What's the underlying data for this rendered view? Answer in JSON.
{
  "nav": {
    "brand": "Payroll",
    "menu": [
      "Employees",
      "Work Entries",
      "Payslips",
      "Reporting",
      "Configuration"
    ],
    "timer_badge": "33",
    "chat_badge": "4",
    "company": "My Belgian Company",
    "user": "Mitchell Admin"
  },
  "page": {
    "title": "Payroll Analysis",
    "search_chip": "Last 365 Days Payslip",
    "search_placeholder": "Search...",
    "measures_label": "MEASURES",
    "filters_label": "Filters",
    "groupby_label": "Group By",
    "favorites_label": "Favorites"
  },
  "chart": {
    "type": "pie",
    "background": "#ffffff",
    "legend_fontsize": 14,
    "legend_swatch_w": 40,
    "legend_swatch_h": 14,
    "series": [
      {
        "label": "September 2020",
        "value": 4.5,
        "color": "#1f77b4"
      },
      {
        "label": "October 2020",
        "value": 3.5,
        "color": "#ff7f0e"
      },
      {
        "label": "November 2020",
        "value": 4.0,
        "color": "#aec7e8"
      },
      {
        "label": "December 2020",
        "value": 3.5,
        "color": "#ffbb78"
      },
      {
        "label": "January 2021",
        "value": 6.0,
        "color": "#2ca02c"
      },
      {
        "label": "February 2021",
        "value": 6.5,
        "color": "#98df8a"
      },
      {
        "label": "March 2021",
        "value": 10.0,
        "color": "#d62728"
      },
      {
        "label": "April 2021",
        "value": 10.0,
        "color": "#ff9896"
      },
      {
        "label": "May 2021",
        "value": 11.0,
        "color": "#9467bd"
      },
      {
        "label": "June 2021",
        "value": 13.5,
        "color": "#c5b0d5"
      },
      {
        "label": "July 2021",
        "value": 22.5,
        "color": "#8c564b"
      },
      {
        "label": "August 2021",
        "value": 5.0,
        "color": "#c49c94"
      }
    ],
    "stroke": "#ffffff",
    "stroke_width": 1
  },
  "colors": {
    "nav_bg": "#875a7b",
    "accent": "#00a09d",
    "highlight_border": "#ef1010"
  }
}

□ □ □

What is asked:
Every line above needs to be retyped exactly.

Task answer:
What's the underlying data for this rendered view? Answer in JSON.
{
  "nav": {
    "brand": "Payroll",
    "menu": [
      "Employees",
      "Work Entries",
      "Payslips",
      "Reporting",
      "Configuration"
    ],
    "timer_badge": "33",
    "chat_badge": "4",
    "company": "My Belgian Company",
    "user": "Mitchell Admin"
  },
  "page": {
    "title": "Payroll Analysis",
    "search_chip": "Last 365 Days Payslip",
    "search_placeholder": "Search...",
    "measures_label": "MEASURES",
    "filters_label": "Filters",
    "groupby_label": "Group By",
    "favorites_label": "Favorites"
  },
  "chart": {
    "type": "pie",
    "background": "#ffffff",
    "legend_fontsize": 14,
    "legend_swatch_w": 40,
    "legend_swatch_h": 14,
    "series": [
      {
        "label": "September 2020",
        "value": 4.5,
        "color": "#1f77b4"
      },
      {
        "label": "October 2020",
        "value": 3.5,
        "color": "#ff7f0e"
      },
      {
        "label": "November 2020",
        "value": 4.0,
        "color": "#aec7e8"
      },
      {
        "label": "December 2020",
        "value": 3.5,
        "color": "#ffbb78"
      },
      {
        "label": "January 2021",
        "value": 6.0,
        "color": "#2ca02c"
      },
      {
        "label": "February 2021",
        "value": 6.5,
        "color": "#98df8a"
      },
      {
        "label": "March 2021",
        "value": 10.0,
        "color": "#d62728"
      },
      {
        "label": "April 2021",
        "value": 10.0,
        "color": "#ff9896"
      },
      {
        "label": "May 2021",
        "value": 11.0,
        "color": "#9467bd"
      },
      {
        "label": "June 2021",
        "value": 13.5,
        "color": "#c5b0d5"
      },
      {
        "label": "July 2021",
        "value": 22.5,
        "color": "#8c564b"
      },
      {
        "label": "August 2021",
        "value": 5.0,
        "color": "#c49c94"
      }
    ],
    "stroke": "#ffffff",
    "stroke_width": 1
  },
  "colors": {
    "nav_bg": "#875a7b",
    "accent": "#00a09d",
    "highlight_border": "#ef1010"
  }
}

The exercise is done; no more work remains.